## Task requirements
Repeat all the material exactly; pictures stay out of your copy.

Data excerpts

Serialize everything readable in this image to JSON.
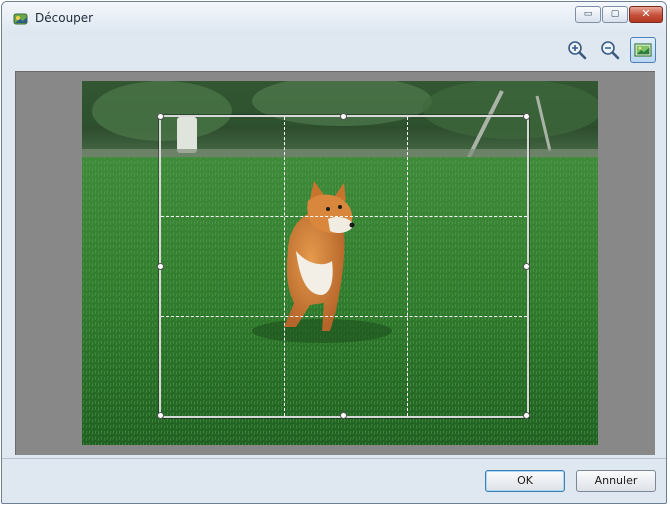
{
  "window": {
    "title": "Découper",
    "app_icon": "crop-app-icon",
    "controls": [
      {
        "name": "minimize-button",
        "icon": "minimize-icon",
        "glyph": "▭"
      },
      {
        "name": "maximize-button",
        "icon": "maximize-icon",
        "glyph": "▢"
      },
      {
        "name": "close-button",
        "icon": "close-icon",
        "glyph": "✕"
      }
    ]
  },
  "toolbar": {
    "buttons": [
      {
        "name": "zoom-in-button",
        "icon": "zoom-in-icon"
      },
      {
        "name": "zoom-out-button",
        "icon": "zoom-out-icon"
      },
      {
        "name": "fit-to-window-button",
        "icon": "image-fit-icon",
        "state": "active"
      }
    ]
  },
  "preview": {
    "image": "dog-running-on-grass-photo",
    "crop_frame": {
      "grid": "3x3 dashed",
      "handles": 8
    }
  },
  "buttons": {
    "ok": "OK",
    "cancel": "Annuler"
  },
  "colors": {
    "window_bg": "#dfe7f1",
    "canvas_bg": "#888888",
    "active_toggle": "#b9d6f1"
  }
}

## Answer to the exercise
Serialize everything readable in this image to JSON.
{
  "window": {
    "title": "Découper",
    "app_icon": "crop-app-icon",
    "controls": [
      {
        "name": "minimize-button",
        "icon": "minimize-icon",
        "glyph": "▭"
      },
      {
        "name": "maximize-button",
        "icon": "maximize-icon",
        "glyph": "▢"
      },
      {
        "name": "close-button",
        "icon": "close-icon",
        "glyph": "✕"
      }
    ]
  },
  "toolbar": {
    "buttons": [
      {
        "name": "zoom-in-button",
        "icon": "zoom-in-icon"
      },
      {
        "name": "zoom-out-button",
        "icon": "zoom-out-icon"
      },
      {
        "name": "fit-to-window-button",
        "icon": "image-fit-icon",
        "state": "active"
      }
    ]
  },
  "preview": {
    "image": "dog-running-on-grass-photo",
    "crop_frame": {
      "grid": "3x3 dashed",
      "handles": 8
    }
  },
  "buttons": {
    "ok": "OK",
    "cancel": "Annuler"
  },
  "colors": {
    "window_bg": "#dfe7f1",
    "canvas_bg": "#888888",
    "active_toggle": "#b9d6f1"
  }
}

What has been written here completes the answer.